#### Stored records ####

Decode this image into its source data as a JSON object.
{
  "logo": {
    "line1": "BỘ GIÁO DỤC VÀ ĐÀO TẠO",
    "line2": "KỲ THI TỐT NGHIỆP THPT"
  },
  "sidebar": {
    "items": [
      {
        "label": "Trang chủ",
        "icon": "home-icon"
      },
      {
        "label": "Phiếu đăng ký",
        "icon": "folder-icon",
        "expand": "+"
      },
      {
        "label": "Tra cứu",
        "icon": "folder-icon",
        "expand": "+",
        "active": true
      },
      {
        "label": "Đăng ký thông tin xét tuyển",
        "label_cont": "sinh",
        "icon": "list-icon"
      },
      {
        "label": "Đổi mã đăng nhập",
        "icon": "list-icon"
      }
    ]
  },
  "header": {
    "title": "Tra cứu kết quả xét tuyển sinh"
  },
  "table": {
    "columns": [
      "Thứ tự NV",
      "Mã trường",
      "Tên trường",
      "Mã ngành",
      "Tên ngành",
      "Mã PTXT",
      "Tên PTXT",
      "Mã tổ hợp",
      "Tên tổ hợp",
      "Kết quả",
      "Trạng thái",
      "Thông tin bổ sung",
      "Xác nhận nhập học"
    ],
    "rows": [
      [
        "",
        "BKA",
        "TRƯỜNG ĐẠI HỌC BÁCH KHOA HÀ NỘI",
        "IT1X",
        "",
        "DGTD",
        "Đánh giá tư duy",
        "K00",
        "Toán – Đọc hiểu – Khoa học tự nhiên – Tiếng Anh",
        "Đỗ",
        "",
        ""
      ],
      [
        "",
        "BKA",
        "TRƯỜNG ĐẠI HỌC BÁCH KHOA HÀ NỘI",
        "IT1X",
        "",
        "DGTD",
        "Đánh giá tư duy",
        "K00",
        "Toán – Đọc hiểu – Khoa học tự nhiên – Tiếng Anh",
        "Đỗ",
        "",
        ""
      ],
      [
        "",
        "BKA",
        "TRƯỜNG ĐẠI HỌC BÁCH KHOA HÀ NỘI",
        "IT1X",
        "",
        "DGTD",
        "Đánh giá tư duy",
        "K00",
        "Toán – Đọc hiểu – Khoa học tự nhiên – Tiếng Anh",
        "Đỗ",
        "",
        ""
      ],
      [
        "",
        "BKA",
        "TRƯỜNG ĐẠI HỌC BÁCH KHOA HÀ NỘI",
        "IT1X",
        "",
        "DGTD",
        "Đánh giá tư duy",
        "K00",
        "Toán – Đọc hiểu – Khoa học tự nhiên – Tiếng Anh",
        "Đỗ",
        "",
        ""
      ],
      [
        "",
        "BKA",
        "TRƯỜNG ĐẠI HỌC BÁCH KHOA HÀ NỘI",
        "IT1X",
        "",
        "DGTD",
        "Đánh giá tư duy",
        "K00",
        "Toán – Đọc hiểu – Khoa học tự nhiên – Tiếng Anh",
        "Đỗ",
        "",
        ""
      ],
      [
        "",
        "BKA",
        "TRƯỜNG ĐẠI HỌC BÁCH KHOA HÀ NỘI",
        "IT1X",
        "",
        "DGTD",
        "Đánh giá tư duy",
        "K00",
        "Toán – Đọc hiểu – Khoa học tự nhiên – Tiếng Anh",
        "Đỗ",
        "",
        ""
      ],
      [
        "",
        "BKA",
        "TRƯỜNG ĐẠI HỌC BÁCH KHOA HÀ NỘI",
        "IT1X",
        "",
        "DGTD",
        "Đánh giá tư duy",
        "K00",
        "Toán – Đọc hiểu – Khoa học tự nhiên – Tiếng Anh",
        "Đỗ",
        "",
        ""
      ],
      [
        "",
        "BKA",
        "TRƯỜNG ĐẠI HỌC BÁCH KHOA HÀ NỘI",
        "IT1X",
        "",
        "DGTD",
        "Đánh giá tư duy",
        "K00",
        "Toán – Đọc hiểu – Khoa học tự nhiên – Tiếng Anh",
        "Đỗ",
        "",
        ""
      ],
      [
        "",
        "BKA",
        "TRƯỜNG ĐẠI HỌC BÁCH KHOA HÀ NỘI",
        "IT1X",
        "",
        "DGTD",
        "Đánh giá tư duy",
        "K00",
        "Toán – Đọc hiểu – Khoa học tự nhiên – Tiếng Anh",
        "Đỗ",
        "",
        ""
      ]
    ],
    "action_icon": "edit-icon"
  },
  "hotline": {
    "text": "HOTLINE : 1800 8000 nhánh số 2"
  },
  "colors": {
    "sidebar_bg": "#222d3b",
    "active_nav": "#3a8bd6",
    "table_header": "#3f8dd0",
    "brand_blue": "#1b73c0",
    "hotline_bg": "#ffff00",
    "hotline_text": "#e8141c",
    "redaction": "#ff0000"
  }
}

####

[Aim of the exercise]: Extract all of the data exactly as written.

[Result below]:
Decode this image into its source data as a JSON object.
{
  "logo": {
    "line1": "BỘ GIÁO DỤC VÀ ĐÀO TẠO",
    "line2": "KỲ THI TỐT NGHIỆP THPT"
  },
  "sidebar": {
    "items": [
      {
        "label": "Trang chủ",
        "icon": "home-icon"
      },
      {
        "label": "Phiếu đăng ký",
        "icon": "folder-icon",
        "expand": "+"
      },
      {
        "label": "Tra cứu",
        "icon": "folder-icon",
        "expand": "+",
        "active": true
      },
      {
        "label": "Đăng ký thông tin xét tuyển",
        "label_cont": "sinh",
        "icon": "list-icon"
      },
      {
        "label": "Đổi mã đăng nhập",
        "icon": "list-icon"
      }
    ]
  },
  "header": {
    "title": "Tra cứu kết quả xét tuyển sinh"
  },
  "table": {
    "columns": [
      "Thứ tự NV",
      "Mã trường",
      "Tên trường",
      "Mã ngành",
      "Tên ngành",
      "Mã PTXT",
      "Tên PTXT",
      "Mã tổ hợp",
      "Tên tổ hợp",
      "Kết quả",
      "Trạng thái",
      "Thông tin bổ sung",
      "Xác nhận nhập học"
    ],
    "rows": [
      [
        "",
        "BKA",
        "TRƯỜNG ĐẠI HỌC BÁCH KHOA HÀ NỘI",
        "IT1X",
        "",
        "DGTD",
        "Đánh giá tư duy",
        "K00",
        "Toán – Đọc hiểu – Khoa học tự nhiên – Tiếng Anh",
        "Đỗ",
        "",
        ""
      ],
      [
        "",
        "BKA",
        "TRƯỜNG ĐẠI HỌC BÁCH KHOA HÀ NỘI",
        "IT1X",
        "",
        "DGTD",
        "Đánh giá tư duy",
        "K00",
        "Toán – Đọc hiểu – Khoa học tự nhiên – Tiếng Anh",
        "Đỗ",
        "",
        ""
      ],
      [
        "",
        "BKA",
        "TRƯỜNG ĐẠI HỌC BÁCH KHOA HÀ NỘI",
        "IT1X",
        "",
        "DGTD",
        "Đánh giá tư duy",
        "K00",
        "Toán – Đọc hiểu – Khoa học tự nhiên – Tiếng Anh",
        "Đỗ",
        "",
        ""
      ],
      [
        "",
        "BKA",
        "TRƯỜNG ĐẠI HỌC BÁCH KHOA HÀ NỘI",
        "IT1X",
        "",
        "DGTD",
        "Đánh giá tư duy",
        "K00",
        "Toán – Đọc hiểu – Khoa học tự nhiên – Tiếng Anh",
        "Đỗ",
        "",
        ""
      ],
      [
        "",
        "BKA",
        "TRƯỜNG ĐẠI HỌC BÁCH KHOA HÀ NỘI",
        "IT1X",
        "",
        "DGTD",
        "Đánh giá tư duy",
        "K00",
        "Toán – Đọc hiểu – Khoa học tự nhiên – Tiếng Anh",
        "Đỗ",
        "",
        ""
      ],
      [
        "",
        "BKA",
        "TRƯỜNG ĐẠI HỌC BÁCH KHOA HÀ NỘI",
        "IT1X",
        "",
        "DGTD",
        "Đánh giá tư duy",
        "K00",
        "Toán – Đọc hiểu – Khoa học tự nhiên – Tiếng Anh",
        "Đỗ",
        "",
        ""
      ],
      [
        "",
        "BKA",
        "TRƯỜNG ĐẠI HỌC BÁCH KHOA HÀ NỘI",
        "IT1X",
        "",
        "DGTD",
        "Đánh giá tư duy",
        "K00",
        "Toán – Đọc hiểu – Khoa học tự nhiên – Tiếng Anh",
        "Đỗ",
        "",
        ""
      ],
      [
        "",
        "BKA",
        "TRƯỜNG ĐẠI HỌC BÁCH KHOA HÀ NỘI",
        "IT1X",
        "",
        "DGTD",
        "Đánh giá tư duy",
        "K00",
        "Toán – Đọc hiểu – Khoa học tự nhiên – Tiếng Anh",
        "Đỗ",
        "",
        ""
      ],
      [
        "",
        "BKA",
        "TRƯỜNG ĐẠI HỌC BÁCH KHOA HÀ NỘI",
        "IT1X",
        "",
        "DGTD",
        "Đánh giá tư duy",
        "K00",
        "Toán – Đọc hiểu – Khoa học tự nhiên – Tiếng Anh",
        "Đỗ",
        "",
        ""
      ]
    ],
    "action_icon": "edit-icon"
  },
  "hotline": {
    "text": "HOTLINE : 1800 8000 nhánh số 2"
  },
  "colors": {
    "sidebar_bg": "#222d3b",
    "active_nav": "#3a8bd6",
    "table_header": "#3f8dd0",
    "brand_blue": "#1b73c0",
    "hotline_bg": "#ffff00",
    "hotline_text": "#e8141c",
    "redaction": "#ff0000"
  }
}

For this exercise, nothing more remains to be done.